[Dataset items]
::::::

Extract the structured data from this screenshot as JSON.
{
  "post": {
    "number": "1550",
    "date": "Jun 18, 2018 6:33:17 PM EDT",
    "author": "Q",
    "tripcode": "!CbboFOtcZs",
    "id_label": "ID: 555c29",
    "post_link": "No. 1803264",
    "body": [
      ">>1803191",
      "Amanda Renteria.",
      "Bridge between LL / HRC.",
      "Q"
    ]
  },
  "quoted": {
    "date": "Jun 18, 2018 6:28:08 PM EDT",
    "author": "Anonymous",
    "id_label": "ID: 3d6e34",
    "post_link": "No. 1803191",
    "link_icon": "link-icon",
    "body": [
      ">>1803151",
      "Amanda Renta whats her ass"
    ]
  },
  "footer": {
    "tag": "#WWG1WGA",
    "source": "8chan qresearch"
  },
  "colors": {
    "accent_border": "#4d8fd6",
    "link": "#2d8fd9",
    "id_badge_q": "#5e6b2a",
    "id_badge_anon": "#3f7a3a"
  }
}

::::::

■ Task to complete
Output the records exactly, including every line.

■ Reply to the task
Extract the structured data from this screenshot as JSON.
{
  "post": {
    "number": "1550",
    "date": "Jun 18, 2018 6:33:17 PM EDT",
    "author": "Q",
    "tripcode": "!CbboFOtcZs",
    "id_label": "ID: 555c29",
    "post_link": "No. 1803264",
    "body": [
      ">>1803191",
      "Amanda Renteria.",
      "Bridge between LL / HRC.",
      "Q"
    ]
  },
  "quoted": {
    "date": "Jun 18, 2018 6:28:08 PM EDT",
    "author": "Anonymous",
    "id_label": "ID: 3d6e34",
    "post_link": "No. 1803191",
    "link_icon": "link-icon",
    "body": [
      ">>1803151",
      "Amanda Renta whats her ass"
    ]
  },
  "footer": {
    "tag": "#WWG1WGA",
    "source": "8chan qresearch"
  },
  "colors": {
    "accent_border": "#4d8fd6",
    "link": "#2d8fd9",
    "id_badge_q": "#5e6b2a",
    "id_badge_anon": "#3f7a3a"
  }
}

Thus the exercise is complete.